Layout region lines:
━━━━━━━━━━━━━━━━━━━━
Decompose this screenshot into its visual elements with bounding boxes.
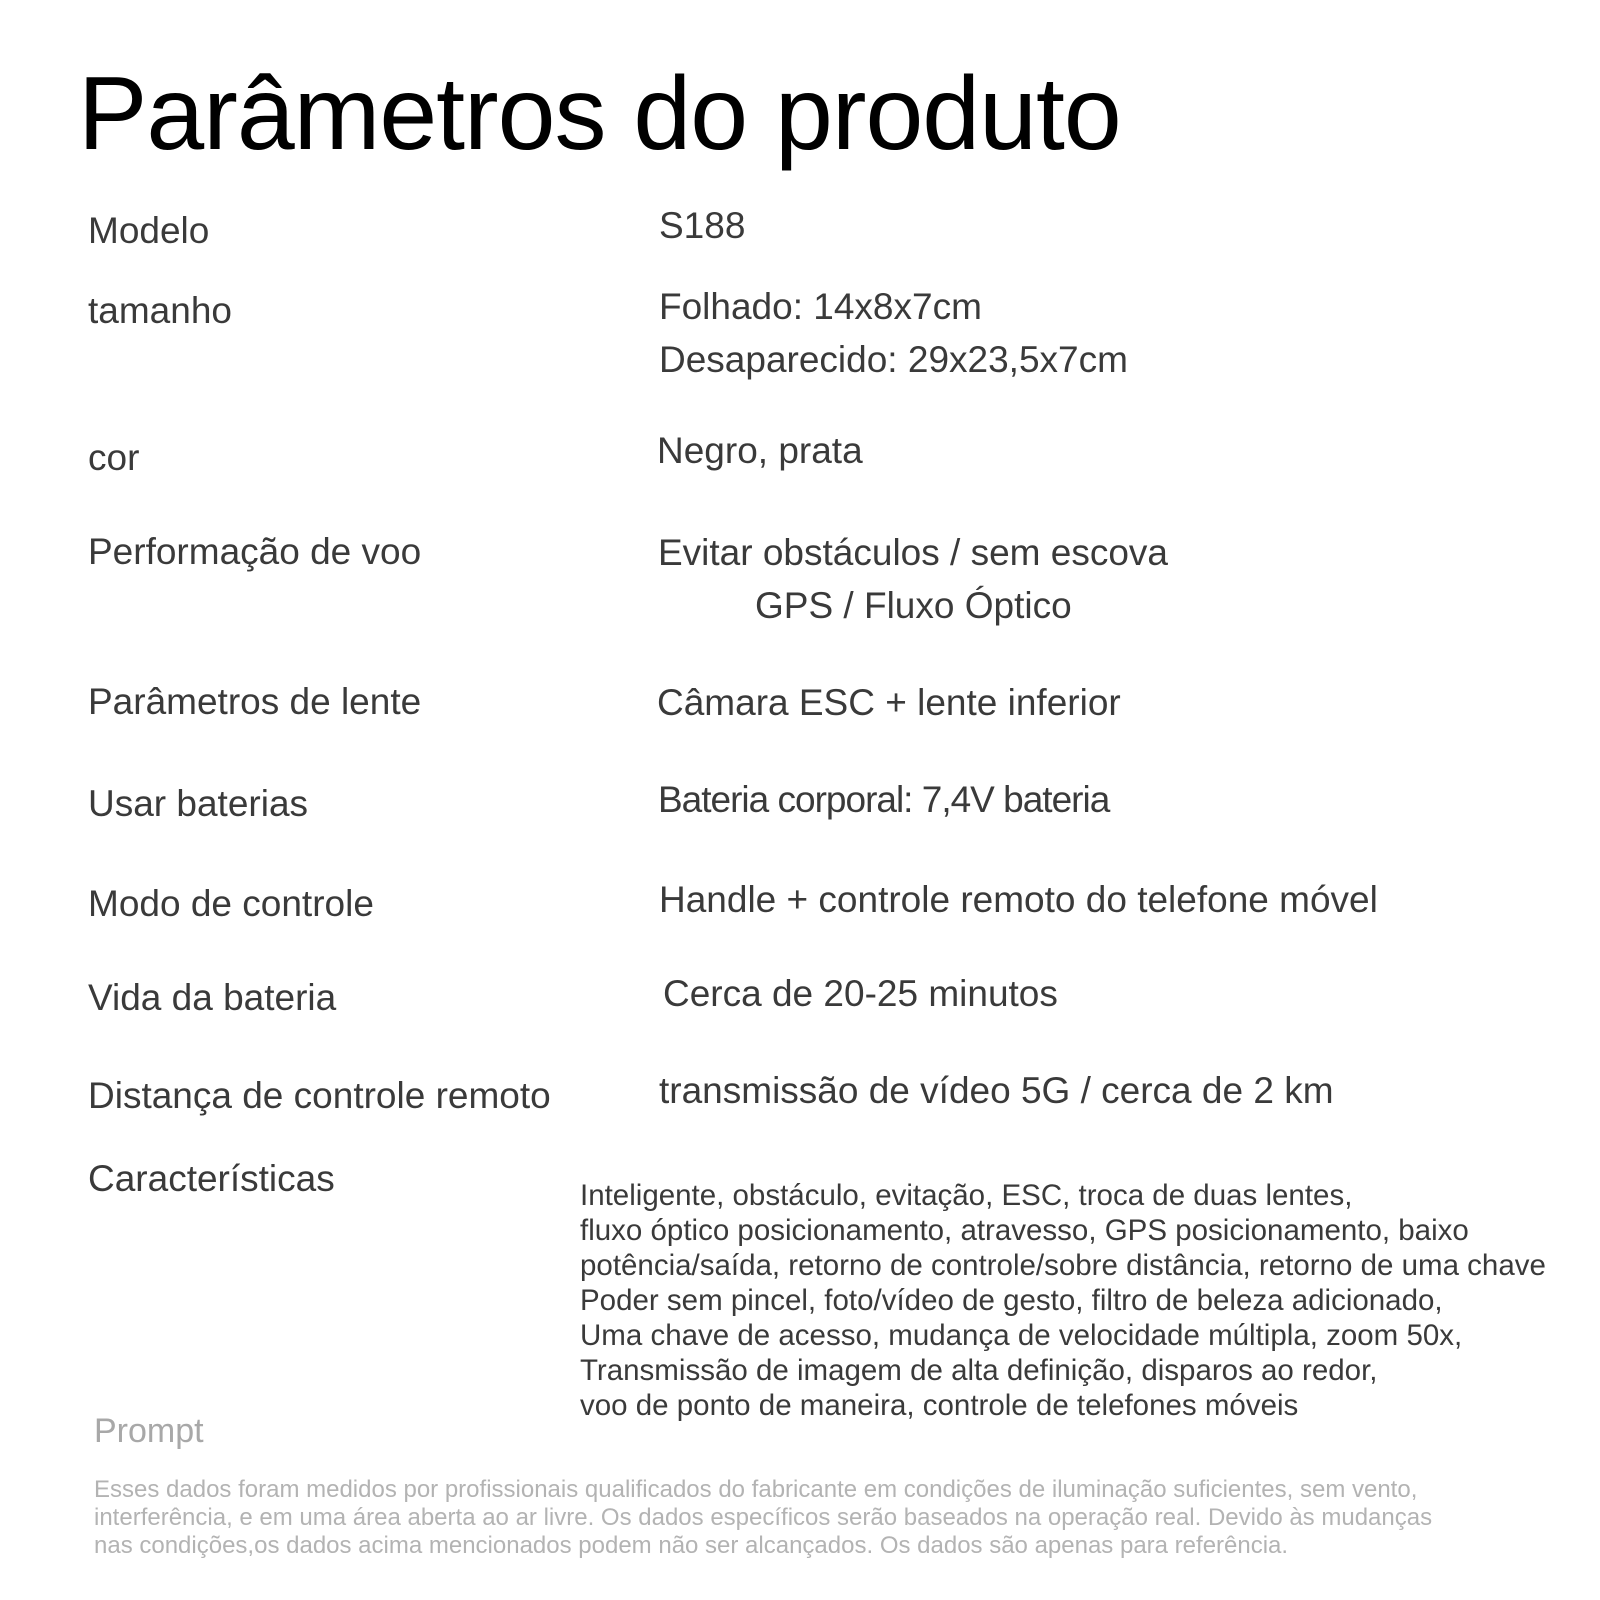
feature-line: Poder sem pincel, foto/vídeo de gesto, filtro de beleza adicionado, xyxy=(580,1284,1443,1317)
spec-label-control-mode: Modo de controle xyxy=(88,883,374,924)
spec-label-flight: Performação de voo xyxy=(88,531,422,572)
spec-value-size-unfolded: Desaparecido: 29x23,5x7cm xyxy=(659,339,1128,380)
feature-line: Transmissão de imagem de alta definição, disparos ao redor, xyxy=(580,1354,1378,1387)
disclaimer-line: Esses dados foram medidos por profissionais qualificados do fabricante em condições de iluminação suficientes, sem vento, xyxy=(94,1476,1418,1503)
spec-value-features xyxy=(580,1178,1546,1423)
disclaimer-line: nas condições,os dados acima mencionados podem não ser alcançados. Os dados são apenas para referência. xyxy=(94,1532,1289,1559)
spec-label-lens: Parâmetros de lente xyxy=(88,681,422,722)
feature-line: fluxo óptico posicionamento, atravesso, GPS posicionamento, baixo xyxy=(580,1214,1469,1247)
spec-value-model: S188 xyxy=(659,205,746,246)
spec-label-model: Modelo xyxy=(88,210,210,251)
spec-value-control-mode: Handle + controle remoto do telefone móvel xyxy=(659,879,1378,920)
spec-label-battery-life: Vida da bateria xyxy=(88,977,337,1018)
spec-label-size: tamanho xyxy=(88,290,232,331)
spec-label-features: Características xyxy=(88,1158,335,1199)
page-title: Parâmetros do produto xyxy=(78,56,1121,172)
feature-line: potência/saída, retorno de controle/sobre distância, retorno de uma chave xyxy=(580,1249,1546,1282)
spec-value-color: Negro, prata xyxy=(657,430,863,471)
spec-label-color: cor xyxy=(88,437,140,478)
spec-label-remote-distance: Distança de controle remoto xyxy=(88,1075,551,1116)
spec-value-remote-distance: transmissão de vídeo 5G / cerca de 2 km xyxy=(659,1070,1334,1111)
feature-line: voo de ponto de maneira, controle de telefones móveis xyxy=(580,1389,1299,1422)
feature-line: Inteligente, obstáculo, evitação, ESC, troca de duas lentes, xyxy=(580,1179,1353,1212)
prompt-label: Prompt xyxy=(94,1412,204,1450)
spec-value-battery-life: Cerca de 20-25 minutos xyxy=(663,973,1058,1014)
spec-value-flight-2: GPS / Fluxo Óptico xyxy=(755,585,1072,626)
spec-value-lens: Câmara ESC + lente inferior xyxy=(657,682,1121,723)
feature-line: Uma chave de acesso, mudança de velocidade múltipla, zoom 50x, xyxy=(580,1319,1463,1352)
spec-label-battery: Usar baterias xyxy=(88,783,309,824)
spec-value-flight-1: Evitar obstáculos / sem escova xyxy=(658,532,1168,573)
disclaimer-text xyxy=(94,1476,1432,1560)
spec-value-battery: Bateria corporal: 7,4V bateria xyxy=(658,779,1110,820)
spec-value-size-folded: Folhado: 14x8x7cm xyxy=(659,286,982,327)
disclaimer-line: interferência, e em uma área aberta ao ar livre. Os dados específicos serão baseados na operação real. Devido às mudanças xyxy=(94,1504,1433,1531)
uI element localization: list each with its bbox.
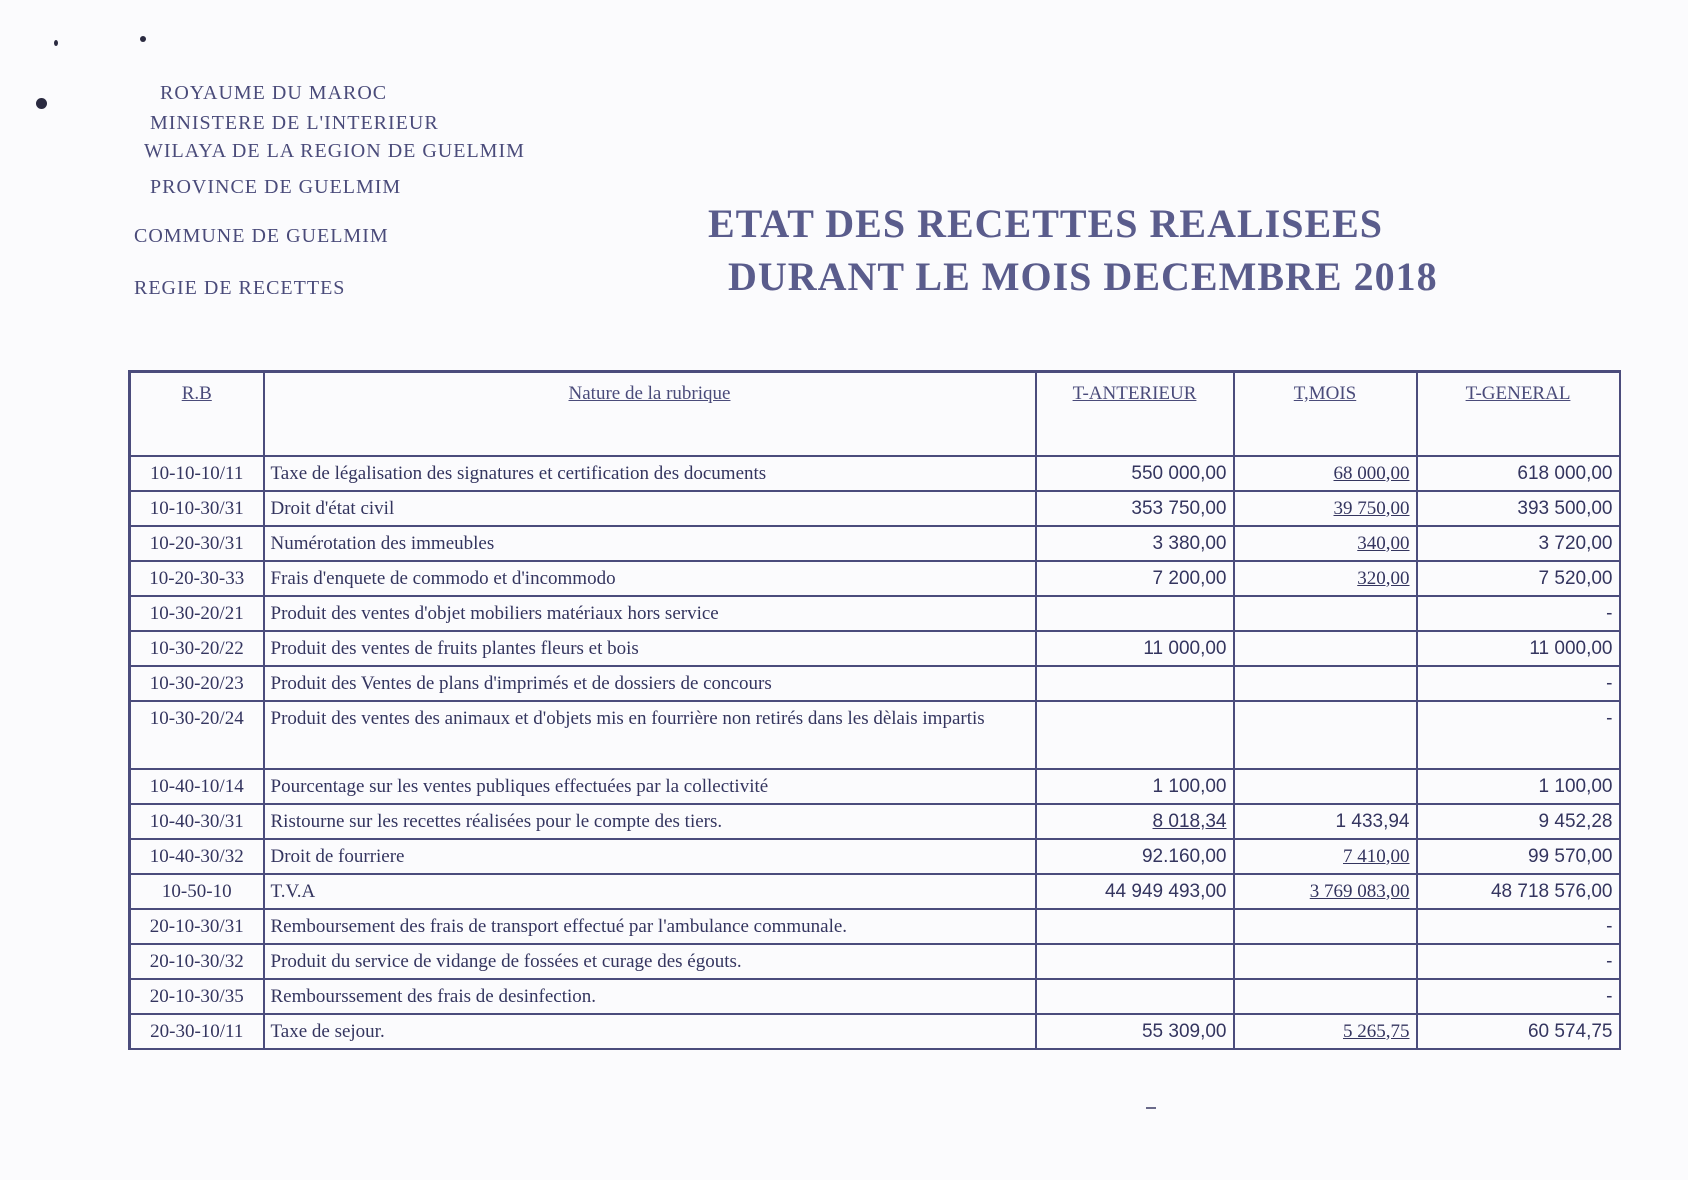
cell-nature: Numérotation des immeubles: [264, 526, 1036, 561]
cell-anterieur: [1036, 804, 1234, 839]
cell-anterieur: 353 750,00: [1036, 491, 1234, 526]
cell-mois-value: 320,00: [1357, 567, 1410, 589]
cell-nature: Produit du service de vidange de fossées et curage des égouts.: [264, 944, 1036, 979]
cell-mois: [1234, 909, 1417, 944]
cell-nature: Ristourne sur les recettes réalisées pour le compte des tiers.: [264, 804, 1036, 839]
━━━━━━━━━━━━━━━━━━━━
Task goal: Turn all of the lines above into a JSON list of strings, with one string per line and no blank lines. Leave the pictures out.

Response:
[
  "Decompose this screenshot into its visual elements with bounding boxes.",
  "feature-line: Poder sem pincel, foto/vídeo de gesto, filtro de beleza adicionado, xyxy=(580,1284,1443,1317)",
  "spec-label-control-mode: Modo de controle xyxy=(88,883,374,924)",
  "spec-label-flight: Performação de voo xyxy=(88,531,422,572)",
  "spec-value-size-unfolded: Desaparecido: 29x23,5x7cm xyxy=(659,339,1128,380)",
  "feature-line: Transmissão de imagem de alta definição, disparos ao redor, xyxy=(580,1354,1378,1387)",
  "disclaimer-line: Esses dados foram medidos por profissionais qualificados do fabricante em condições de iluminação suficientes, sem vento, xyxy=(94,1476,1418,1503)",
  "spec-value-features xyxy=(580,1178,1546,1423)",
  "disclaimer-line: nas condições,os dados acima mencionados podem não ser alcançados. Os dados são apenas para referência. xyxy=(94,1532,1289,1559)",
  "spec-label-lens: Parâmetros de lente xyxy=(88,681,422,722)",
  "feature-line: fluxo óptico posicionamento, atravesso, GPS posicionamento, baixo xyxy=(580,1214,1469,1247)",
  "spec-value-model: S188 xyxy=(659,205,746,246)",
  "spec-label-model: Modelo xyxy=(88,210,210,251)",
  "spec-value-control-mode: Handle + controle remoto do telefone móvel xyxy=(659,879,1378,920)",
  "spec-label-battery-life: Vida da bateria xyxy=(88,977,337,1018)",
  "spec-label-size: tamanho xyxy=(88,290,232,331)",
  "spec-label-features: Características xyxy=(88,1158,335,1199)",
  "page-title: Parâmetros do produto xyxy=(78,56,1121,172)",
  "feature-line: potência/saída, retorno de controle/sobre distância, retorno de uma chave xyxy=(580,1249,1546,1282)",
  "spec-value-color: Negro, prata xyxy=(657,430,863,471)",
  "spec-label-color: cor xyxy=(88,437,140,478)",
  "spec-label-remote-distance: Distança de controle remoto xyxy=(88,1075,551,1116)",
  "spec-value-remote-distance: transmissão de vídeo 5G / cerca de 2 km xyxy=(659,1070,1334,1111)",
  "feature-line: voo de ponto de maneira, controle de telefones móveis xyxy=(580,1389,1299,1422)",
  "feature-line: Inteligente, obstáculo, evitação, ESC, troca de duas lentes, xyxy=(580,1179,1353,1212)",
  "prompt-label: Prompt xyxy=(94,1412,204,1450)",
  "spec-value-battery-life: Cerca de 20-25 minutos xyxy=(663,973,1058,1014)",
  "spec-value-flight-2: GPS / Fluxo Óptico xyxy=(755,585,1072,626)",
  "spec-value-lens: Câmara ESC + lente inferior xyxy=(657,682,1121,723)",
  "feature-line: Uma chave de acesso, mudança de velocidade múltipla, zoom 50x, xyxy=(580,1319,1463,1352)",
  "spec-label-battery: Usar baterias xyxy=(88,783,309,824)",
  "spec-value-flight-1: Evitar obstáculos / sem escova xyxy=(658,532,1168,573)",
  "disclaimer-text xyxy=(94,1476,1432,1560)",
  "spec-value-battery: Bateria corporal: 7,4V bateria xyxy=(658,779,1110,820)",
  "spec-value-size-folded: Folhado: 14x8x7cm xyxy=(659,286,982,327)",
  "disclaimer-line: interferência, e em uma área aberta ao ar livre. Os dados específicos serão baseados na operação real. Devido às mudanças xyxy=(94,1504,1433,1531)",
  "uI element localization: list each with its bbox.",
  "cell-nature: Numérotation des immeubles: [264, 526, 1036, 561]",
  "cell-anterieur: [1036, 804, 1234, 839]",
  "cell-anterieur: 353 750,00: [1036, 491, 1234, 526]",
  "cell-mois-value: 320,00: [1357, 567, 1410, 589]",
  "cell-nature: Produit du service de vidange de fossées et curage des égouts.: [264, 944, 1036, 979]",
  "cell-mois: [1234, 909, 1417, 944]",
  "cell-nature: Ristourne sur les recettes réalisées pour le compte des tiers.: [264, 804, 1036, 839]"
]